SET TASK >> Set down, exactly as written, the lines from the line holding "What data populates" to the end of the data, inclusive, skipping any pictures.

::::::

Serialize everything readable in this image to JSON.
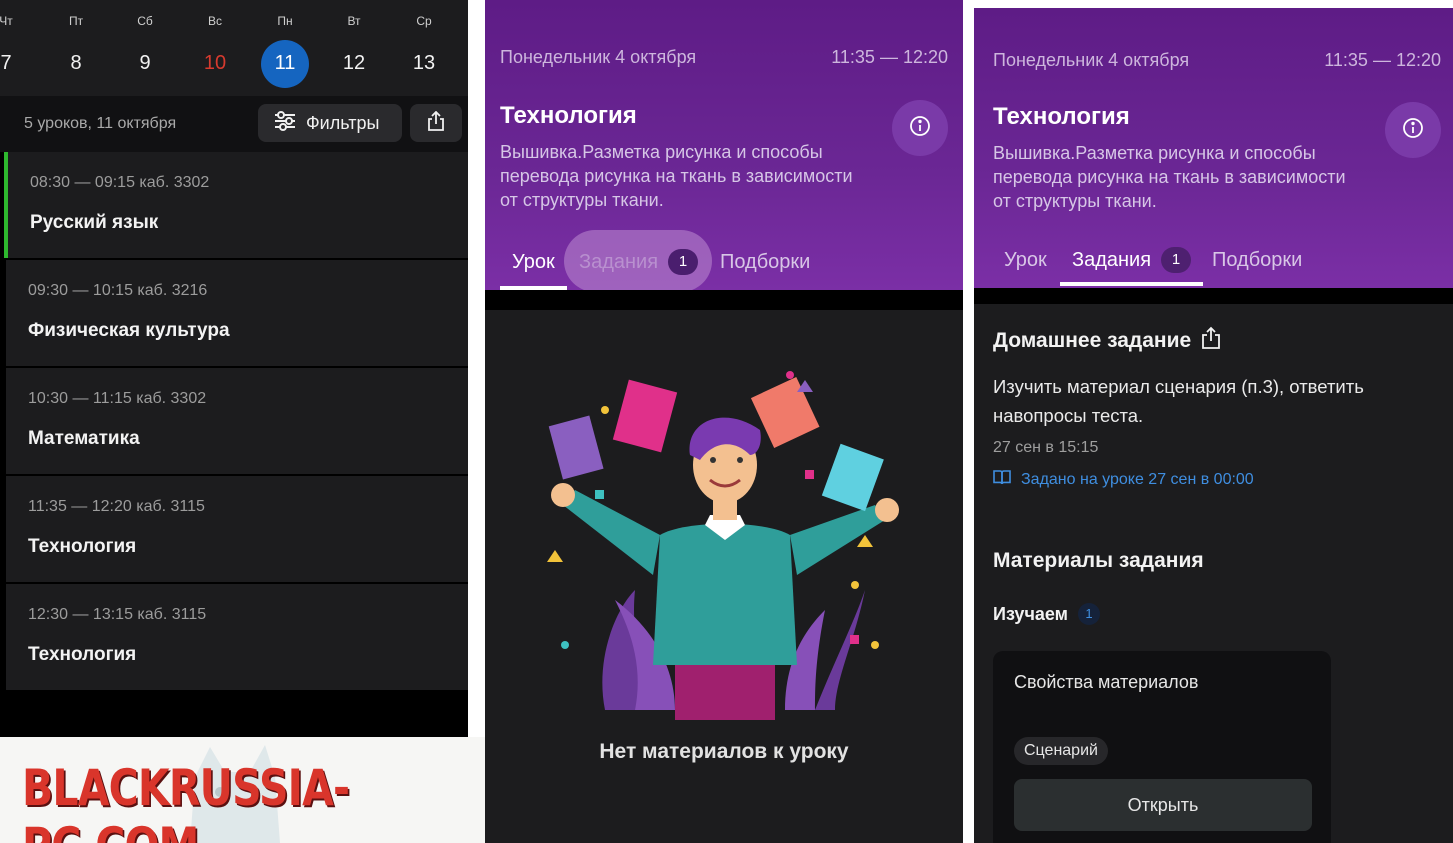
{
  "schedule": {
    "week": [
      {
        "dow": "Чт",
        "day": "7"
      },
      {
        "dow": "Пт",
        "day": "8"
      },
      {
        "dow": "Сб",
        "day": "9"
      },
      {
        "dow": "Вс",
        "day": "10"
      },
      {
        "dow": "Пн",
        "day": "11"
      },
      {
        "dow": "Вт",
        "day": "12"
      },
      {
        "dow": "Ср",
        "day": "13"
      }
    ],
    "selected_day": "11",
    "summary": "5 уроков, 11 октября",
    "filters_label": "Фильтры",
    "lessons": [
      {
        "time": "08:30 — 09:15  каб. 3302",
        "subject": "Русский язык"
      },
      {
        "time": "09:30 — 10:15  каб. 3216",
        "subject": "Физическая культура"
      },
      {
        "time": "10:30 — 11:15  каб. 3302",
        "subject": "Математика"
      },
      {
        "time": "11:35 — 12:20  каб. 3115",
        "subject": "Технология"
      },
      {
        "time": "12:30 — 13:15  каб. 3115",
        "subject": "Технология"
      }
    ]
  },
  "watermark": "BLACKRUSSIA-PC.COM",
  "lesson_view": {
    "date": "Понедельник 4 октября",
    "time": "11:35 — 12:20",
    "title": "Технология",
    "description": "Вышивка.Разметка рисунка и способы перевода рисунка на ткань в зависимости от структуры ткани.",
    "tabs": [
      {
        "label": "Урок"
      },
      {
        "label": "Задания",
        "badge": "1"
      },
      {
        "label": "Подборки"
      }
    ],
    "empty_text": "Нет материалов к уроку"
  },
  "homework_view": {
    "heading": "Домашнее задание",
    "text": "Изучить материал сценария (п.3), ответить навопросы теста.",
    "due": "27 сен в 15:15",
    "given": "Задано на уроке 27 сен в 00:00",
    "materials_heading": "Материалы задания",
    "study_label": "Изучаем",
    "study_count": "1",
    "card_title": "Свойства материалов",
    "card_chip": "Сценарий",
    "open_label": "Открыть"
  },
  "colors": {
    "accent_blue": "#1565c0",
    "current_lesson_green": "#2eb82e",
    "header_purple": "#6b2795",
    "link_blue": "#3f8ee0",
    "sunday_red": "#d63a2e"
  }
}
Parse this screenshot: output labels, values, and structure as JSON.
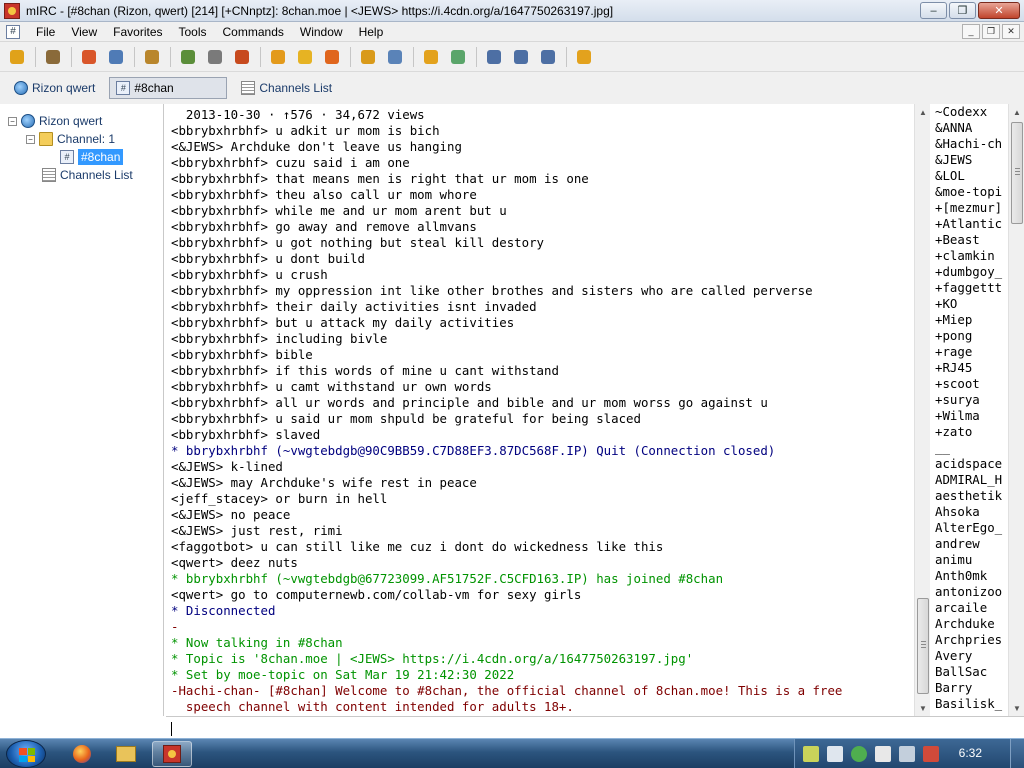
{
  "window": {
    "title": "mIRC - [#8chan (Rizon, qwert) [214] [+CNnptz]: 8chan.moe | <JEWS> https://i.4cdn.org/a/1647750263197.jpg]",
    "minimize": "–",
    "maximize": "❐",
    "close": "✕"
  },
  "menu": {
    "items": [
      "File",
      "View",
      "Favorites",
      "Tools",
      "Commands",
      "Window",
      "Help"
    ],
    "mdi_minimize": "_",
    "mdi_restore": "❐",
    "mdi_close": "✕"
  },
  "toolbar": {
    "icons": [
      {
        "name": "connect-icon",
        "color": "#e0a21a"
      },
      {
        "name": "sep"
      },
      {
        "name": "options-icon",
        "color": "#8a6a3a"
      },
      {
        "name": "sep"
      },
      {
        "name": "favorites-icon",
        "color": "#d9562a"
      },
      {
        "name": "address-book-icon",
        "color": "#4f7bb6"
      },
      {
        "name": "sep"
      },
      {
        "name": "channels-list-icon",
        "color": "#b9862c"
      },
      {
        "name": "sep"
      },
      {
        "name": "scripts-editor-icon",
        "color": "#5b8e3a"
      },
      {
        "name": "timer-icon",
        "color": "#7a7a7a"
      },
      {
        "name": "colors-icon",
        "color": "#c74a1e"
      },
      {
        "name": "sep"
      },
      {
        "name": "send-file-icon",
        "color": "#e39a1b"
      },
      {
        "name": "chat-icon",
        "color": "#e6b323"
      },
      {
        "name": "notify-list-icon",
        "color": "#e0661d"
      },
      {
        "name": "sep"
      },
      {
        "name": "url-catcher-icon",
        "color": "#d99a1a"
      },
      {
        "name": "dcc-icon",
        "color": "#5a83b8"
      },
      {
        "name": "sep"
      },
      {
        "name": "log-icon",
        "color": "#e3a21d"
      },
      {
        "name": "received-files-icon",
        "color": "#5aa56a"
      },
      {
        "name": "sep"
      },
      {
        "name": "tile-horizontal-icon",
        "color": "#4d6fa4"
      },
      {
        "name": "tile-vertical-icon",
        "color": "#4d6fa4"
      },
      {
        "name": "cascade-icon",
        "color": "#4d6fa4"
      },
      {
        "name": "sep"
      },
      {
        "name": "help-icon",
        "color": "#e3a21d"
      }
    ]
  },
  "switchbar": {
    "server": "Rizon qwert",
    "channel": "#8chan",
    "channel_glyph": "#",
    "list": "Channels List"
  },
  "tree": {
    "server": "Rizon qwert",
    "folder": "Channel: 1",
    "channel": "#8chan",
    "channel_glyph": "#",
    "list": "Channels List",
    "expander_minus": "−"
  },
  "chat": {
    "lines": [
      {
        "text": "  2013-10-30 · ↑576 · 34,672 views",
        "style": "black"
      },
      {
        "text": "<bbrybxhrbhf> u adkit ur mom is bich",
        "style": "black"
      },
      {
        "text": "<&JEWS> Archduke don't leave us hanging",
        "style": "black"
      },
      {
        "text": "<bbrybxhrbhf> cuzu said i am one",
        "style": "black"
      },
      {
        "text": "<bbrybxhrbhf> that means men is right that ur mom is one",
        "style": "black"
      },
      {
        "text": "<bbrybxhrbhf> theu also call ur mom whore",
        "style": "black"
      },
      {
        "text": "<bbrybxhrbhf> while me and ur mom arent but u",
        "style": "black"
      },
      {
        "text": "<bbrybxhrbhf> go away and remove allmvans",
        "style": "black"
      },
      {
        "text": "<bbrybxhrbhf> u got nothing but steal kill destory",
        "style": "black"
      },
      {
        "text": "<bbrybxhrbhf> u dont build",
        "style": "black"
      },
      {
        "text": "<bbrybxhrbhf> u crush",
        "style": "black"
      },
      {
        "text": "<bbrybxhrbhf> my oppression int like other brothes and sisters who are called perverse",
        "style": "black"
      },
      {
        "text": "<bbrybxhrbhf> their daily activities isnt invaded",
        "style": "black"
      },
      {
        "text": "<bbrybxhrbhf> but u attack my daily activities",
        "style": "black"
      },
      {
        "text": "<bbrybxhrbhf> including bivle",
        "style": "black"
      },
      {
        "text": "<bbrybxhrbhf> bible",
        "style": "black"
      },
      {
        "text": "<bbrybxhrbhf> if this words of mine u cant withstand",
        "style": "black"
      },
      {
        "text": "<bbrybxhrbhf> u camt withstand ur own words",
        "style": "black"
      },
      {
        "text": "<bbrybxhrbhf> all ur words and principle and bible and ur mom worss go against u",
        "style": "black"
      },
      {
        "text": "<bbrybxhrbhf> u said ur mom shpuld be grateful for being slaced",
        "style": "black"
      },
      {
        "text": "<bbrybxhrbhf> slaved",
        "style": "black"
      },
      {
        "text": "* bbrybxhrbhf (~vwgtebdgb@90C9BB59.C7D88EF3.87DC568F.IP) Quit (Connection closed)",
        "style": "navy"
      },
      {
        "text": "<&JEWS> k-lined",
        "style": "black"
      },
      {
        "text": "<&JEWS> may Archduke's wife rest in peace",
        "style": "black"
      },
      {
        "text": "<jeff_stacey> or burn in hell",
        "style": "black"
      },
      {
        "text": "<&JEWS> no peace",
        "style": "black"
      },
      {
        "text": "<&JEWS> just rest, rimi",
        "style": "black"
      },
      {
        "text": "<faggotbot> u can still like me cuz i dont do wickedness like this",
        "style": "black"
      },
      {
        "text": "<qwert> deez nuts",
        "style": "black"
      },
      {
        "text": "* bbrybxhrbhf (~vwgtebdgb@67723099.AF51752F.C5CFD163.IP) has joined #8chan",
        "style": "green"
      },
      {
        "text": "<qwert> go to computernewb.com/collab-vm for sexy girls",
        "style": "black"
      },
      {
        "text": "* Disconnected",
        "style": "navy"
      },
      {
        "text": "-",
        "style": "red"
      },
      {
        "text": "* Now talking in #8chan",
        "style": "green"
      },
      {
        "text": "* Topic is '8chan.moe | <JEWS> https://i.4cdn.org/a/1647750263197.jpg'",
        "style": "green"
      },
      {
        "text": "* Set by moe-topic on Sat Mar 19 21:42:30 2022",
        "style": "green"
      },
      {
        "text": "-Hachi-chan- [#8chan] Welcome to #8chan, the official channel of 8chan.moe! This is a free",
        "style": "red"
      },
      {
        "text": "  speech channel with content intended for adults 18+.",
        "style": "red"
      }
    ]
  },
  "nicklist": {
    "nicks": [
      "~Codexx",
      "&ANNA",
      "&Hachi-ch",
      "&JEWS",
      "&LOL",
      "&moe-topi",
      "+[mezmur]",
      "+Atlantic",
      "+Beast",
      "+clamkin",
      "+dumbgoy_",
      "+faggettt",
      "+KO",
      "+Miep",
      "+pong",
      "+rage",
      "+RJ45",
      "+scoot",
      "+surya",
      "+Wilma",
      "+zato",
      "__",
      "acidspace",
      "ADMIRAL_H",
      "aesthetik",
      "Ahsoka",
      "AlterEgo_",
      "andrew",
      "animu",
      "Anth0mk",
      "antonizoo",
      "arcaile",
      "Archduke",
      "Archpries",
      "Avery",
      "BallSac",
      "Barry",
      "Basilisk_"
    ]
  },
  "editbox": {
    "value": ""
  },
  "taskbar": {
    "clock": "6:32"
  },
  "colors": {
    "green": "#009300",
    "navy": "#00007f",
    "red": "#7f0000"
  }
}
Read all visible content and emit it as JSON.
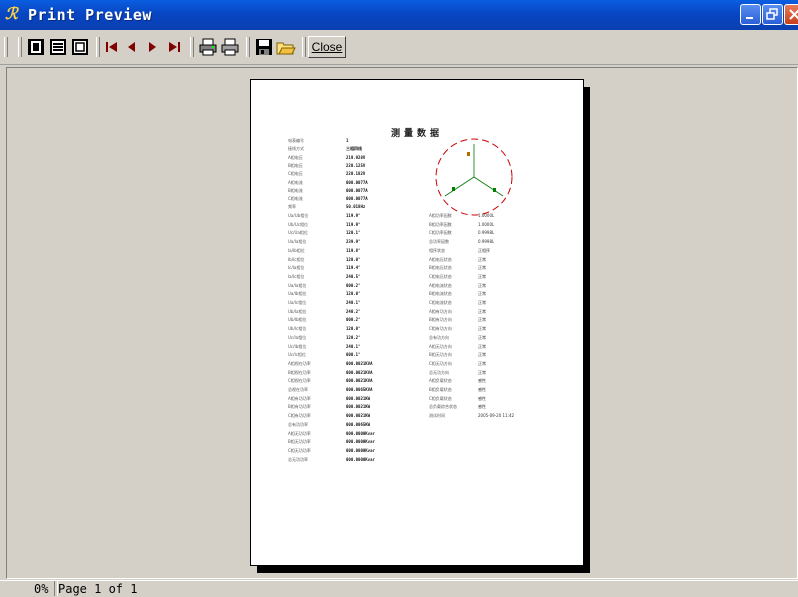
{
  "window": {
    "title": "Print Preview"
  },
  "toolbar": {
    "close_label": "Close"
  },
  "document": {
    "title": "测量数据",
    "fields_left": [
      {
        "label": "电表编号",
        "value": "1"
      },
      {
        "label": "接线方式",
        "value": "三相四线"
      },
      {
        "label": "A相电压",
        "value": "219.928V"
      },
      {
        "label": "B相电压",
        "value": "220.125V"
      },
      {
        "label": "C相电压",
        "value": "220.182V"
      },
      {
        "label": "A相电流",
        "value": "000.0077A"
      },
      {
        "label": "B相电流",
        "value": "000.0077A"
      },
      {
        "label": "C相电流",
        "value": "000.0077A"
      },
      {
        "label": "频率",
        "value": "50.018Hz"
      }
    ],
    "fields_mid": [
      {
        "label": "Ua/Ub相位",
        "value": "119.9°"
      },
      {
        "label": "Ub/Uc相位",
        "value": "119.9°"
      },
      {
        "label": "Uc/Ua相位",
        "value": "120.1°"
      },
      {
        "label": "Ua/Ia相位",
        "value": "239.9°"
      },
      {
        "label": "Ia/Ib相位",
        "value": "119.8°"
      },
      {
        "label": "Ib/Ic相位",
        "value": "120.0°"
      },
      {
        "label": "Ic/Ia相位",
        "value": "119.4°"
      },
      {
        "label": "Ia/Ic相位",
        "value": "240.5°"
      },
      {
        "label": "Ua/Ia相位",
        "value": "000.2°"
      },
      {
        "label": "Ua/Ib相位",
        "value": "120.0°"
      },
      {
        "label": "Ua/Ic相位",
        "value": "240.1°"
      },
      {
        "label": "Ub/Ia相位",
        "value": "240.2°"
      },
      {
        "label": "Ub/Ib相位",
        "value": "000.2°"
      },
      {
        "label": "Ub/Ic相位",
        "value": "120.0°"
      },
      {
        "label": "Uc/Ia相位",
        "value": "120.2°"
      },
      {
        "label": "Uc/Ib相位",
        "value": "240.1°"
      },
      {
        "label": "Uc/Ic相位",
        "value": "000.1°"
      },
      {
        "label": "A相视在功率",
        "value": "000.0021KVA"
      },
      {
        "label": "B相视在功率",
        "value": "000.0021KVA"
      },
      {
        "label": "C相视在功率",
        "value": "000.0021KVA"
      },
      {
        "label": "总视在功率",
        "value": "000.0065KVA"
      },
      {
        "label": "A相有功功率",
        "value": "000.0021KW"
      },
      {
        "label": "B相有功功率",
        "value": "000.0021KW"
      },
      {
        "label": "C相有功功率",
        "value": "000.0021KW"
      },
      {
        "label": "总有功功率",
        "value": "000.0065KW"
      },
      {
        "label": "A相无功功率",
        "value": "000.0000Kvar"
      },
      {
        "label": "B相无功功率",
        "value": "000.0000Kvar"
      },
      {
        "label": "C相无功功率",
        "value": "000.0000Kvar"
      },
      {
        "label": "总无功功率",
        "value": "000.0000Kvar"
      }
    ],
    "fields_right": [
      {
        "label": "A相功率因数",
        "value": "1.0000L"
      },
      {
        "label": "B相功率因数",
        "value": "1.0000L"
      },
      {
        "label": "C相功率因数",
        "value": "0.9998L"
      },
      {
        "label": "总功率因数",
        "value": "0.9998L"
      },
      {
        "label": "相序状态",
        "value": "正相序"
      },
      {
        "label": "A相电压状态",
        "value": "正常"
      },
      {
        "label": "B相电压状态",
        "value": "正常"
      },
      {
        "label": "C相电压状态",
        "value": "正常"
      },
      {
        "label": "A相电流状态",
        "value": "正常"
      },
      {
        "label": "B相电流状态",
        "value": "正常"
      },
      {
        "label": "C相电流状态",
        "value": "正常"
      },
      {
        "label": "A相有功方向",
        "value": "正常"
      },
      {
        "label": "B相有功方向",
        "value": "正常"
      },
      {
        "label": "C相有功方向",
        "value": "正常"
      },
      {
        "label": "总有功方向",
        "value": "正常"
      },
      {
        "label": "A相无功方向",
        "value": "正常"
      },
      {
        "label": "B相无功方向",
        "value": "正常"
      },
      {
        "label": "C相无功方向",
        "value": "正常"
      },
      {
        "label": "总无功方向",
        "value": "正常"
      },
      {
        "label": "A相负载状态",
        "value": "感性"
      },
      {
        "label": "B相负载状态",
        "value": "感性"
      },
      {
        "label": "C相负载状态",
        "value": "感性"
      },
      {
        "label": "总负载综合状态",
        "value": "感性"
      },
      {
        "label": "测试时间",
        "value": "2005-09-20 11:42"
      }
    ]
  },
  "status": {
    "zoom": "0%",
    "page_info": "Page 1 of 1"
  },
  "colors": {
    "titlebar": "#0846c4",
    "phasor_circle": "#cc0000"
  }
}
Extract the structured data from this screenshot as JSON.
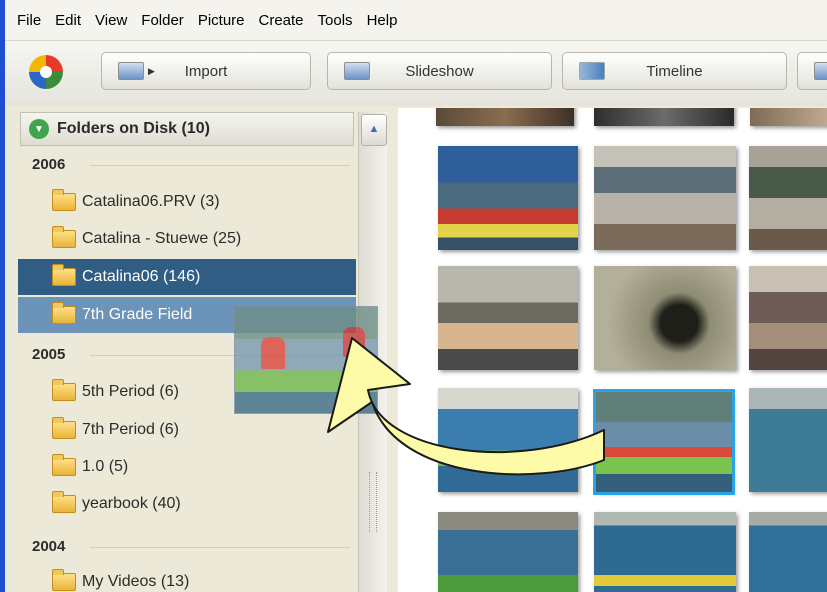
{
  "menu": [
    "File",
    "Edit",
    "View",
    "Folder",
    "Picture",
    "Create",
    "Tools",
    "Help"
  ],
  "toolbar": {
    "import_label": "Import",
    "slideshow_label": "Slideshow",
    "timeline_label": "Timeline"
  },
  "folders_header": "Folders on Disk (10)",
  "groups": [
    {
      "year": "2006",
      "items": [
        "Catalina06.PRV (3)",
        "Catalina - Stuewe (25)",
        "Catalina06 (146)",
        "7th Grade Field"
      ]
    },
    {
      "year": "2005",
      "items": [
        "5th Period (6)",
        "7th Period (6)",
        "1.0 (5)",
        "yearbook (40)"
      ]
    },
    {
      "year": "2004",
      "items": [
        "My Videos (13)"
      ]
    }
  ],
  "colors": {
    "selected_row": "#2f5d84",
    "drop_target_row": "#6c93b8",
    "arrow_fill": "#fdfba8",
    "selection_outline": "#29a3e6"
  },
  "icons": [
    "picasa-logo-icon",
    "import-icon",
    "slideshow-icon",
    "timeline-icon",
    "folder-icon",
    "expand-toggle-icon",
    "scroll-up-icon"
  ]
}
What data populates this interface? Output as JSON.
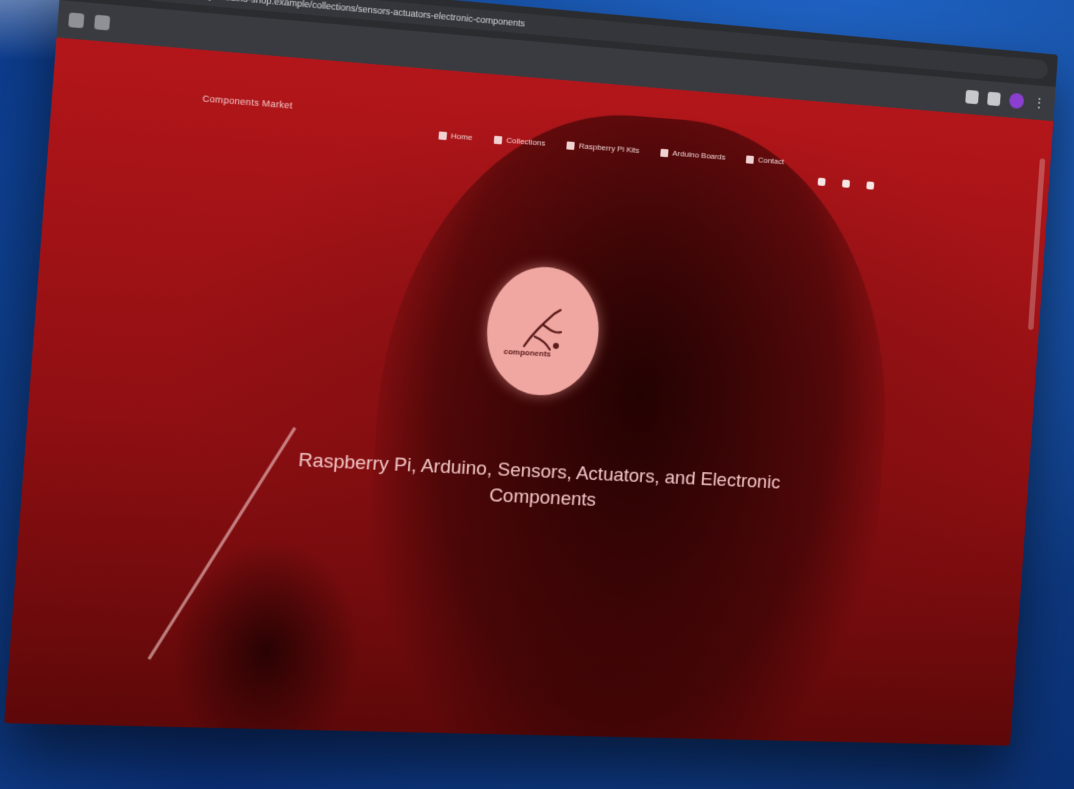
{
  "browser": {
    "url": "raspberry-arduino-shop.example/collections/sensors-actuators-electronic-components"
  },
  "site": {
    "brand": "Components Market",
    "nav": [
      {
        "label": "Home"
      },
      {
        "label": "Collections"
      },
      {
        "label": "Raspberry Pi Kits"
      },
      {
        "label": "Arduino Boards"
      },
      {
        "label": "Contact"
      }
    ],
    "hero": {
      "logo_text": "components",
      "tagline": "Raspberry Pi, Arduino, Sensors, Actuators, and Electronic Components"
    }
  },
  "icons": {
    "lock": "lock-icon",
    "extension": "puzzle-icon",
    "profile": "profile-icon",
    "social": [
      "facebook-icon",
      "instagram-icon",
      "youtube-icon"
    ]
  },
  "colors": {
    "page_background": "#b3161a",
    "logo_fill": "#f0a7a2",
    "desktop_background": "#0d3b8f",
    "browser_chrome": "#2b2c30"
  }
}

::::::

FULL ANSWER >>
What data populates this interface? Output as JSON.
{
  "browser": {
    "url": "raspberry-arduino-shop.example/collections/sensors-actuators-electronic-components"
  },
  "site": {
    "brand": "Components Market",
    "nav": [
      {
        "label": "Home"
      },
      {
        "label": "Collections"
      },
      {
        "label": "Raspberry Pi Kits"
      },
      {
        "label": "Arduino Boards"
      },
      {
        "label": "Contact"
      }
    ],
    "hero": {
      "logo_text": "components",
      "tagline": "Raspberry Pi, Arduino, Sensors, Actuators, and Electronic Components"
    }
  },
  "icons": {
    "lock": "lock-icon",
    "extension": "puzzle-icon",
    "profile": "profile-icon",
    "social": [
      "facebook-icon",
      "instagram-icon",
      "youtube-icon"
    ]
  },
  "colors": {
    "page_background": "#b3161a",
    "logo_fill": "#f0a7a2",
    "desktop_background": "#0d3b8f",
    "browser_chrome": "#2b2c30"
  }
}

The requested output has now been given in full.